_THE PROBLEM_
Identify each line in the records below that contains the word "Fremdwährungsquote", and copy it.

-=-=-

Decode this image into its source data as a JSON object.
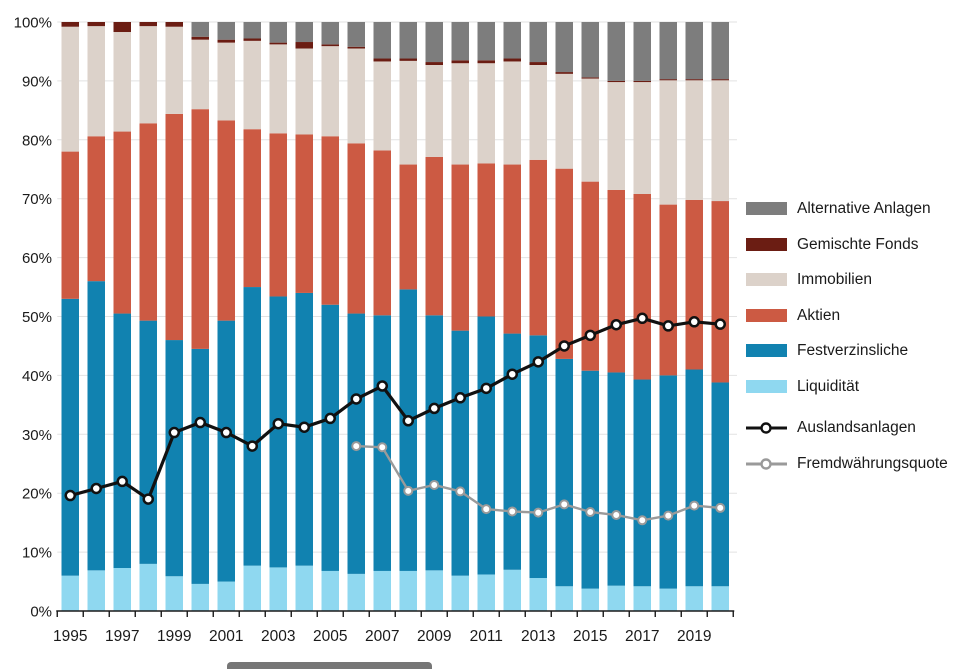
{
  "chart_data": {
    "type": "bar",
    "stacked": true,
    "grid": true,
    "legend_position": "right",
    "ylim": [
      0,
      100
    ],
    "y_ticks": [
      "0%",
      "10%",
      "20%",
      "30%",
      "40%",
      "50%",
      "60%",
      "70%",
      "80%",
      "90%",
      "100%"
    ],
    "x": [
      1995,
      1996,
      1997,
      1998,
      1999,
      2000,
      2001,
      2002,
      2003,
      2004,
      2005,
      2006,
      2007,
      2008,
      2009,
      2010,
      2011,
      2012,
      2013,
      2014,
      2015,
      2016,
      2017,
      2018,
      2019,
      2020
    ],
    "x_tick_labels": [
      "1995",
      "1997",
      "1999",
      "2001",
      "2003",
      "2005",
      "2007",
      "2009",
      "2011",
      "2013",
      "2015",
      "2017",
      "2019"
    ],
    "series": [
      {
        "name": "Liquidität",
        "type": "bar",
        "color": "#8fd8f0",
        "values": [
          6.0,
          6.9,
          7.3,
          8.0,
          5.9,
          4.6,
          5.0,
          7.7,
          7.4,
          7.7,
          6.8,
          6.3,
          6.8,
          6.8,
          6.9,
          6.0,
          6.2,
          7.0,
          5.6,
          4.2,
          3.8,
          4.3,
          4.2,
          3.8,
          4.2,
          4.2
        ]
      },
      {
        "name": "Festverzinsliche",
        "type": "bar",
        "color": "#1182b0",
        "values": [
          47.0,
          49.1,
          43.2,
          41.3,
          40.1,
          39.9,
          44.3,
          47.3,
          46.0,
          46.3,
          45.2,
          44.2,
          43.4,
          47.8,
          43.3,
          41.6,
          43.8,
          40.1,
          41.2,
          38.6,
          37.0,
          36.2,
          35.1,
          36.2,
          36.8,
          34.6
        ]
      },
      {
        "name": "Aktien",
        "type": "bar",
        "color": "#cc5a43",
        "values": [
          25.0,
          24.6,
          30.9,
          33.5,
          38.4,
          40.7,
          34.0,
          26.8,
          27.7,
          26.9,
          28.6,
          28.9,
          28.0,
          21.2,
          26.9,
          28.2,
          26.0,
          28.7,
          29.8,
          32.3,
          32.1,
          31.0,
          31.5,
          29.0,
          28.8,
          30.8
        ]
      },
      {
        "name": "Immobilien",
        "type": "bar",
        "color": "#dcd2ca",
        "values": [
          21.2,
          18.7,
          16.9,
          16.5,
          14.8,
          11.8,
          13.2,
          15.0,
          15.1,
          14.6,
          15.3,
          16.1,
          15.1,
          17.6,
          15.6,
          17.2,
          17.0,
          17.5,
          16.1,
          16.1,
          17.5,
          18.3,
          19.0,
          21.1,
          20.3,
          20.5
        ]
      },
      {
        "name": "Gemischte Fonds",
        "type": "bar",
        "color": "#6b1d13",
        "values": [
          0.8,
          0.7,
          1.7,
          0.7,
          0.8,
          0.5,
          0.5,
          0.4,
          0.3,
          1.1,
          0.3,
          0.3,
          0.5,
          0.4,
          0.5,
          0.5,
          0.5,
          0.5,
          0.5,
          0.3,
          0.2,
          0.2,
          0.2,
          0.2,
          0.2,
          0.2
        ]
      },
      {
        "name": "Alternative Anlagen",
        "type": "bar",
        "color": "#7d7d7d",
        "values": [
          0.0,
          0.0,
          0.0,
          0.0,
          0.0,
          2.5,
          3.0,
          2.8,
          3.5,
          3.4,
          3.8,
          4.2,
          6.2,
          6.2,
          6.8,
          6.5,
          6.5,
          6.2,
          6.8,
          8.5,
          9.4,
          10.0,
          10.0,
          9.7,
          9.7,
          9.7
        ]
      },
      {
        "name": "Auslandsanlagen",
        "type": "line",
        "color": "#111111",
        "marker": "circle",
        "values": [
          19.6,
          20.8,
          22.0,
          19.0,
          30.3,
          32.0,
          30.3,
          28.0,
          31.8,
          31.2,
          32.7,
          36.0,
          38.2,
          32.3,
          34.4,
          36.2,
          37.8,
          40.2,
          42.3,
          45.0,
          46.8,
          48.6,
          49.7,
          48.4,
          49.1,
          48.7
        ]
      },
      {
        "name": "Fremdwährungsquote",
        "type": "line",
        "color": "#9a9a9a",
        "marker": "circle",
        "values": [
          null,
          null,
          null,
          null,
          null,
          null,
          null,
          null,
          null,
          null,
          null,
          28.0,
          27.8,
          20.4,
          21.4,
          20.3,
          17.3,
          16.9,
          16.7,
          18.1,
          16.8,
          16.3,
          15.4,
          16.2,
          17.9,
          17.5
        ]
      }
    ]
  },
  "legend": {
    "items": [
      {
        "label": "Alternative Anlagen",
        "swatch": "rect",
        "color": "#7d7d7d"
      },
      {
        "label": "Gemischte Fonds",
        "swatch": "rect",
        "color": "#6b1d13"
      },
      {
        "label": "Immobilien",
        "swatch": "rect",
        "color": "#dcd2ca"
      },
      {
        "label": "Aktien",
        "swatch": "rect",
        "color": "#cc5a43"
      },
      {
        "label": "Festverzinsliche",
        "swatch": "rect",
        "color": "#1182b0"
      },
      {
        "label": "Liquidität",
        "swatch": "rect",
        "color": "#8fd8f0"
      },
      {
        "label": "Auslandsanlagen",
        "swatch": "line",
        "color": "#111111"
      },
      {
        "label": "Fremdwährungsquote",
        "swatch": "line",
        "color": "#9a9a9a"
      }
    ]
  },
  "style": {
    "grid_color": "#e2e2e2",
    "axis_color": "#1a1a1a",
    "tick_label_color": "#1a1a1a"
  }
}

-=-=-

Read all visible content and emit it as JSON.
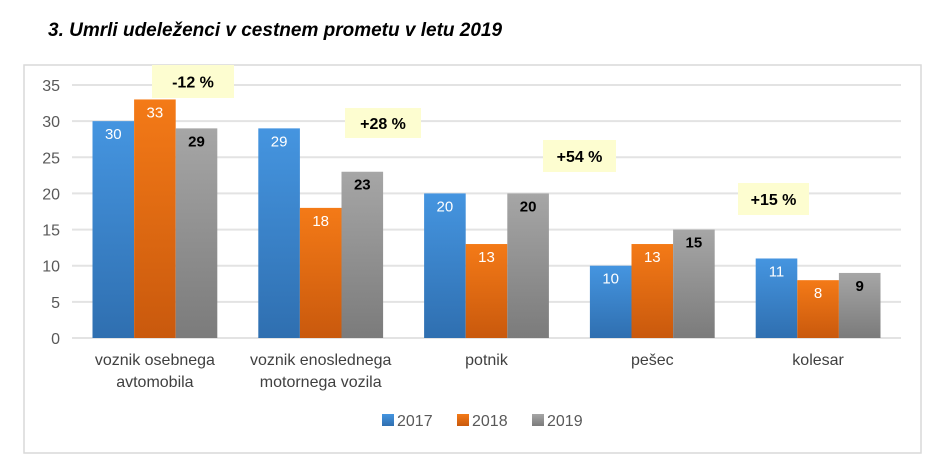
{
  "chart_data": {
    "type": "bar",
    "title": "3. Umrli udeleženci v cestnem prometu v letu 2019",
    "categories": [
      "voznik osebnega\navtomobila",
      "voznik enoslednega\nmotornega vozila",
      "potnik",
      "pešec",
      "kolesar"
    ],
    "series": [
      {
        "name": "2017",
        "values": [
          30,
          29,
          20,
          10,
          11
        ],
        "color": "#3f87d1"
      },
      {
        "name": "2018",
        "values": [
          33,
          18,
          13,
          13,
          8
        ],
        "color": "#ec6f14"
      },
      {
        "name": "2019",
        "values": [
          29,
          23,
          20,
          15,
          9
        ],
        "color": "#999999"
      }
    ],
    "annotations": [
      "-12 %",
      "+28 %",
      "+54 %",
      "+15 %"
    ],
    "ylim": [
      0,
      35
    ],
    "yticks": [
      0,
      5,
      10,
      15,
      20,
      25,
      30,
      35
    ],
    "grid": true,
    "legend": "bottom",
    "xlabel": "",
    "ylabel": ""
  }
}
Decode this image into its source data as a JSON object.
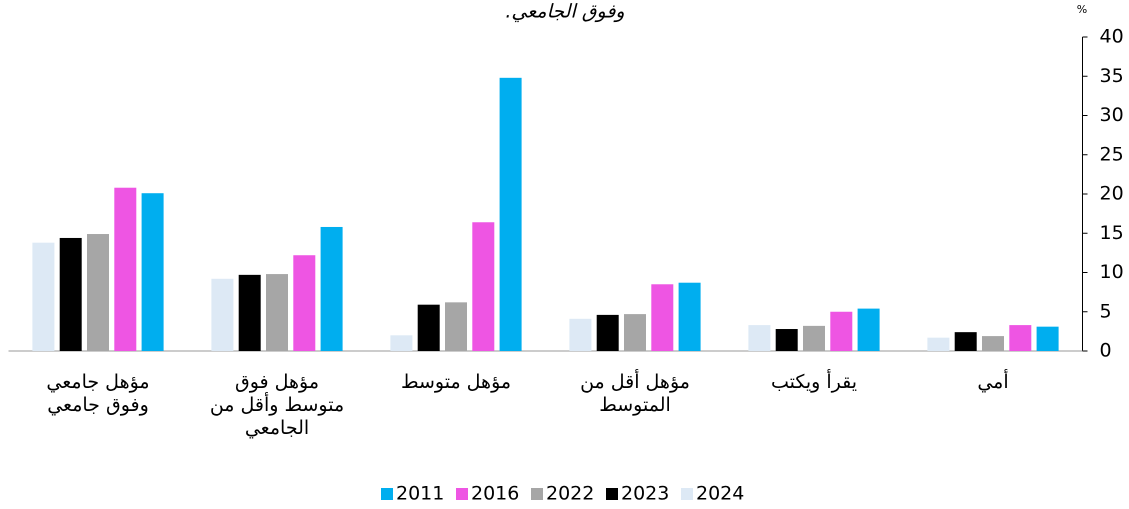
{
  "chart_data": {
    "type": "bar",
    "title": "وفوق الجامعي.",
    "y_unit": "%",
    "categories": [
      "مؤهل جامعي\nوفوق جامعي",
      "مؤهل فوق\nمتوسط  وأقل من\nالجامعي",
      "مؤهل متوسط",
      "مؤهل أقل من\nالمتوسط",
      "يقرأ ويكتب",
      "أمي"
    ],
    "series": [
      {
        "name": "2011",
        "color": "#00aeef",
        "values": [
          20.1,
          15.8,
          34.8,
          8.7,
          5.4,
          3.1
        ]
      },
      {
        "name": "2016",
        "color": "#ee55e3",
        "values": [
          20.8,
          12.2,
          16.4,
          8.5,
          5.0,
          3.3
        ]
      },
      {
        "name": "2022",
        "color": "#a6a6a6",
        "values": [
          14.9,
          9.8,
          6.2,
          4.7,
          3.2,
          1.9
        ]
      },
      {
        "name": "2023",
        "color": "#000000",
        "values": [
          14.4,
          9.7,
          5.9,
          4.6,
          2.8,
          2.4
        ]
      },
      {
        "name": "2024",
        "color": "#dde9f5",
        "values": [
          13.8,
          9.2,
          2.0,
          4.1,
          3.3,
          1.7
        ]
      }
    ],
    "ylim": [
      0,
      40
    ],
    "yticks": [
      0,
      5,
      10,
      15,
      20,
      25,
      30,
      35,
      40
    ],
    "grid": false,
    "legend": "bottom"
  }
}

-=-=-

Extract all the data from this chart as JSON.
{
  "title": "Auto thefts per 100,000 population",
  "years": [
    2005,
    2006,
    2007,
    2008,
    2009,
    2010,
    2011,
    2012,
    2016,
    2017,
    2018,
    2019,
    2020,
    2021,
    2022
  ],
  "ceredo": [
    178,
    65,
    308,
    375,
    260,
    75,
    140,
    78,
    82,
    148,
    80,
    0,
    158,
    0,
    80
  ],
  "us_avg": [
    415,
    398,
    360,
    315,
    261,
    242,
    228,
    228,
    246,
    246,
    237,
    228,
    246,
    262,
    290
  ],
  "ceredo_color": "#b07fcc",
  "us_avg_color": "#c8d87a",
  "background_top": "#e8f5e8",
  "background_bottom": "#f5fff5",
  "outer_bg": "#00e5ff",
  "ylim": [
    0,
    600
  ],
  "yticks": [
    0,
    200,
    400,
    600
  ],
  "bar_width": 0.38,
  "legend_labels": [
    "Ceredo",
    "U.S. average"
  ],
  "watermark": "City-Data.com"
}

-=-=-

_ANSWER TO THIS TASK_
        "name": "Fremdwährungsquote",
        "label": "Fremdwährungsquote",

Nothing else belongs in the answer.